• [WHAT TO PRODUCE]
Extract the complete listing and repeat it word for word.

• [DATA ENTRIES]
--- --- ---

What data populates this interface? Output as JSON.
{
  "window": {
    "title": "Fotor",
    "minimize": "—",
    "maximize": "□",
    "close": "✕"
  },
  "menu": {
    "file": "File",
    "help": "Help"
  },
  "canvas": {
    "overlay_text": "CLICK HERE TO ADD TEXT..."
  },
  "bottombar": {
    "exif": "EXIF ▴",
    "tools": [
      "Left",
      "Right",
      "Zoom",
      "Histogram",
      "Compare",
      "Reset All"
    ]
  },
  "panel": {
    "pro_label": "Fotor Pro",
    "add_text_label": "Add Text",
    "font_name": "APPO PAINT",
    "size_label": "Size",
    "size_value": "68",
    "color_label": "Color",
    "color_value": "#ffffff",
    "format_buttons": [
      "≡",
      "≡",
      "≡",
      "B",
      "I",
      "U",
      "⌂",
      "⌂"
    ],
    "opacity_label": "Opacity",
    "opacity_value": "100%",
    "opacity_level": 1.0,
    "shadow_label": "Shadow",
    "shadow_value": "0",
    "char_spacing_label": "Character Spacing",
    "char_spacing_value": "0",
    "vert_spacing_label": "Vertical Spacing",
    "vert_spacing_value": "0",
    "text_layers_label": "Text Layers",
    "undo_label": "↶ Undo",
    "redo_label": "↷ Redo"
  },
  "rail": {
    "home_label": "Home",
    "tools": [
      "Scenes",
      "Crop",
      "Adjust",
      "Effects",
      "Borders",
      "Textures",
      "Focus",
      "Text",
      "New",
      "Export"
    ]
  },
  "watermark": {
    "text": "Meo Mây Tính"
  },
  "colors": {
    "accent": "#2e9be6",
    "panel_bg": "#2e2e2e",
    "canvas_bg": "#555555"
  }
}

--- --- ---

• [RESPONSE]
What data populates this interface? Output as JSON.
{
  "window": {
    "title": "Fotor",
    "minimize": "—",
    "maximize": "□",
    "close": "✕"
  },
  "menu": {
    "file": "File",
    "help": "Help"
  },
  "canvas": {
    "overlay_text": "CLICK HERE TO ADD TEXT..."
  },
  "bottombar": {
    "exif": "EXIF ▴",
    "tools": [
      "Left",
      "Right",
      "Zoom",
      "Histogram",
      "Compare",
      "Reset All"
    ]
  },
  "panel": {
    "pro_label": "Fotor Pro",
    "add_text_label": "Add Text",
    "font_name": "APPO PAINT",
    "size_label": "Size",
    "size_value": "68",
    "color_label": "Color",
    "color_value": "#ffffff",
    "format_buttons": [
      "≡",
      "≡",
      "≡",
      "B",
      "I",
      "U",
      "⌂",
      "⌂"
    ],
    "opacity_label": "Opacity",
    "opacity_value": "100%",
    "opacity_level": 1.0,
    "shadow_label": "Shadow",
    "shadow_value": "0",
    "char_spacing_label": "Character Spacing",
    "char_spacing_value": "0",
    "vert_spacing_label": "Vertical Spacing",
    "vert_spacing_value": "0",
    "text_layers_label": "Text Layers",
    "undo_label": "↶ Undo",
    "redo_label": "↷ Redo"
  },
  "rail": {
    "home_label": "Home",
    "tools": [
      "Scenes",
      "Crop",
      "Adjust",
      "Effects",
      "Borders",
      "Textures",
      "Focus",
      "Text",
      "New",
      "Export"
    ]
  },
  "watermark": {
    "text": "Meo Mây Tính"
  },
  "colors": {
    "accent": "#2e9be6",
    "panel_bg": "#2e2e2e",
    "canvas_bg": "#555555"
  }
}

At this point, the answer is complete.